**OBJECTIVE**
Copy each line exactly. Drop every picture.

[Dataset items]
(begin)

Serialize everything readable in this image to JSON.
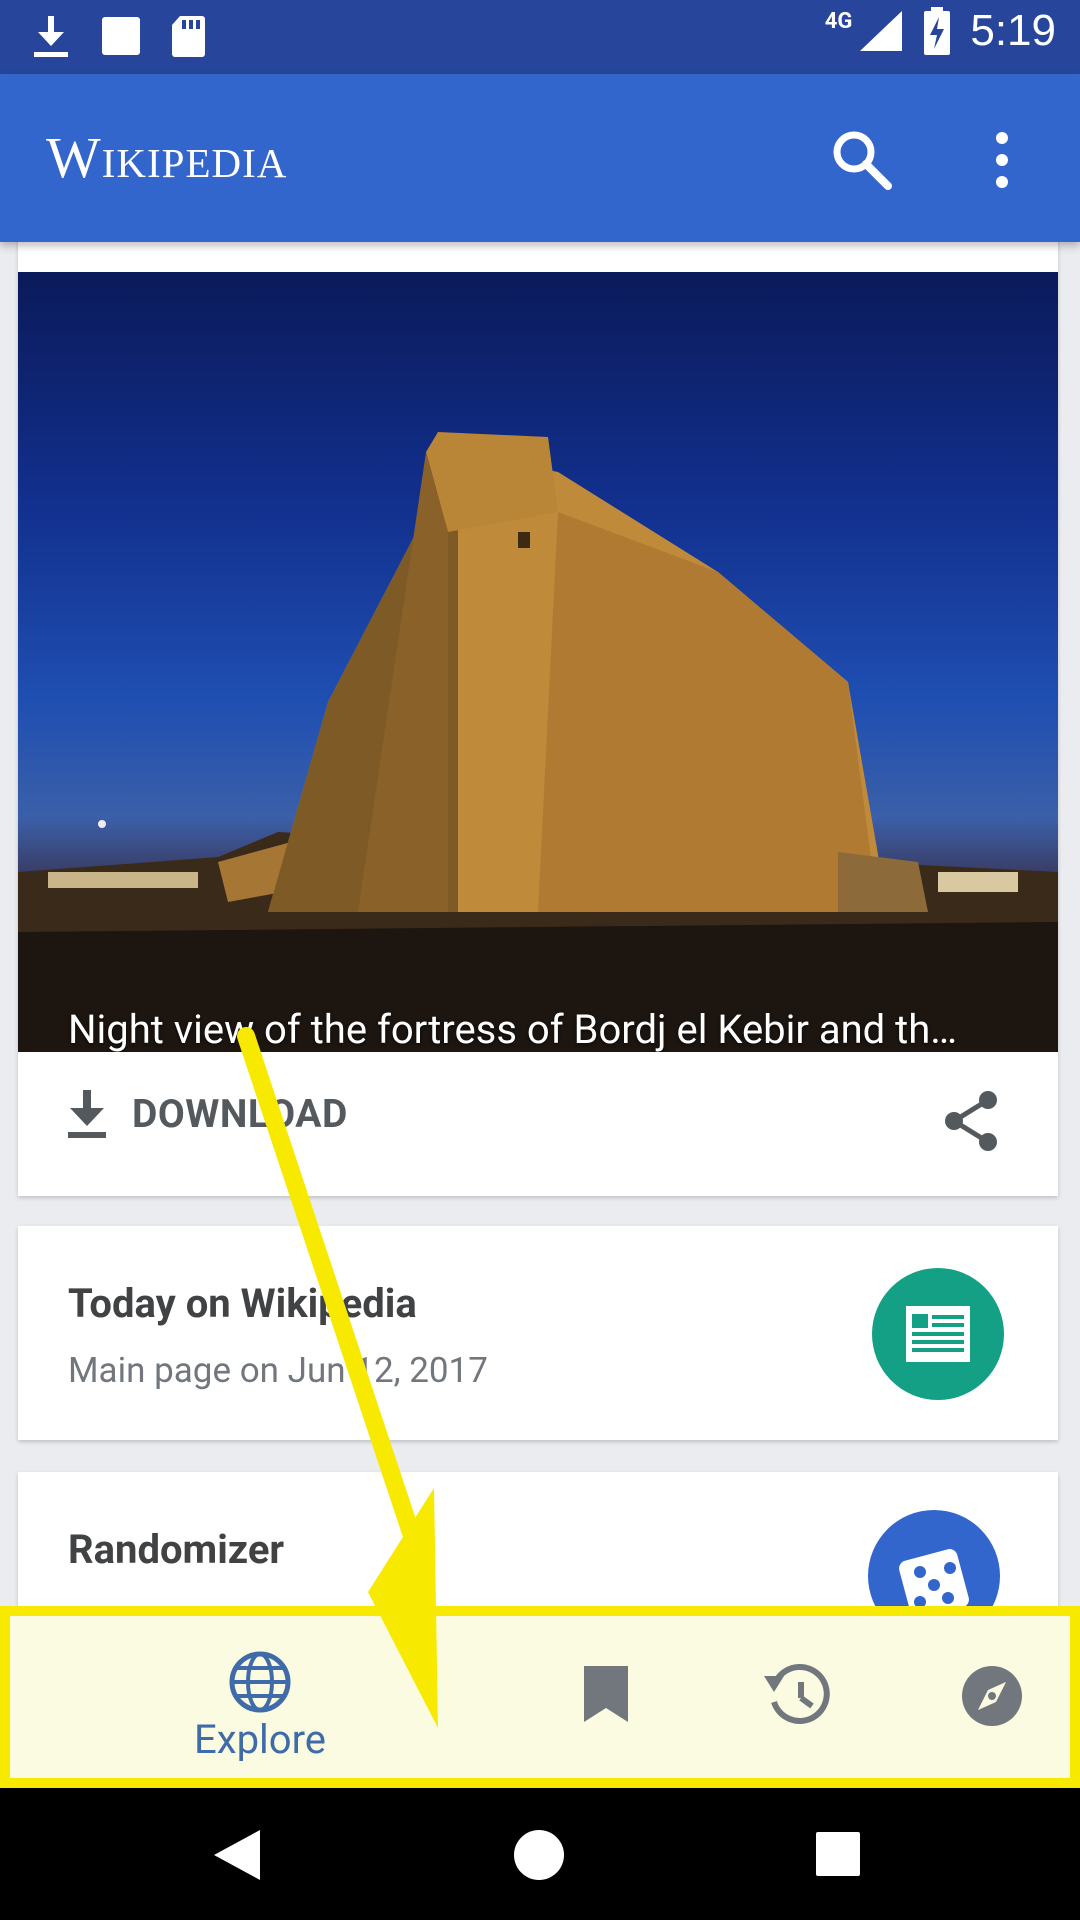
{
  "status_bar": {
    "time": "5:19",
    "network": "4G",
    "left_icons": [
      "download-icon",
      "square-icon",
      "sd-card-icon"
    ],
    "right_icons": [
      "signal-icon",
      "battery-charging-icon"
    ]
  },
  "app_bar": {
    "title": "Wikipedia",
    "actions": [
      "search-icon",
      "overflow-menu-icon"
    ]
  },
  "featured_image": {
    "caption": "Night view of the fortress of Bordj el Kebir and th…",
    "download_label": "DOWNLOAD",
    "actions": [
      "download-icon",
      "share-icon"
    ]
  },
  "today_card": {
    "title": "Today on Wikipedia",
    "subtitle": "Main page on Jun 12, 2017",
    "icon": "news-icon",
    "icon_color": "#14a085"
  },
  "random_card": {
    "title": "Randomizer",
    "icon": "dice-icon",
    "icon_color": "#3366cc"
  },
  "bottom_nav": {
    "explore_label": "Explore",
    "items": [
      "globe-icon",
      "bookmark-icon",
      "history-icon",
      "compass-icon"
    ],
    "active": "Explore"
  },
  "system_nav": [
    "back-icon",
    "home-icon",
    "recents-icon"
  ],
  "colors": {
    "app_bar": "#3366cc",
    "status_bar": "#27469b",
    "highlight": "#f7ea00",
    "active_nav": "#3f6ba9"
  }
}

(end)

**RESPONSE**
Serialize everything readable in this image to JSON.
{
  "status_bar": {
    "time": "5:19",
    "network": "4G",
    "left_icons": [
      "download-icon",
      "square-icon",
      "sd-card-icon"
    ],
    "right_icons": [
      "signal-icon",
      "battery-charging-icon"
    ]
  },
  "app_bar": {
    "title": "Wikipedia",
    "actions": [
      "search-icon",
      "overflow-menu-icon"
    ]
  },
  "featured_image": {
    "caption": "Night view of the fortress of Bordj el Kebir and th…",
    "download_label": "DOWNLOAD",
    "actions": [
      "download-icon",
      "share-icon"
    ]
  },
  "today_card": {
    "title": "Today on Wikipedia",
    "subtitle": "Main page on Jun 12, 2017",
    "icon": "news-icon",
    "icon_color": "#14a085"
  },
  "random_card": {
    "title": "Randomizer",
    "icon": "dice-icon",
    "icon_color": "#3366cc"
  },
  "bottom_nav": {
    "explore_label": "Explore",
    "items": [
      "globe-icon",
      "bookmark-icon",
      "history-icon",
      "compass-icon"
    ],
    "active": "Explore"
  },
  "system_nav": [
    "back-icon",
    "home-icon",
    "recents-icon"
  ],
  "colors": {
    "app_bar": "#3366cc",
    "status_bar": "#27469b",
    "highlight": "#f7ea00",
    "active_nav": "#3f6ba9"
  }
}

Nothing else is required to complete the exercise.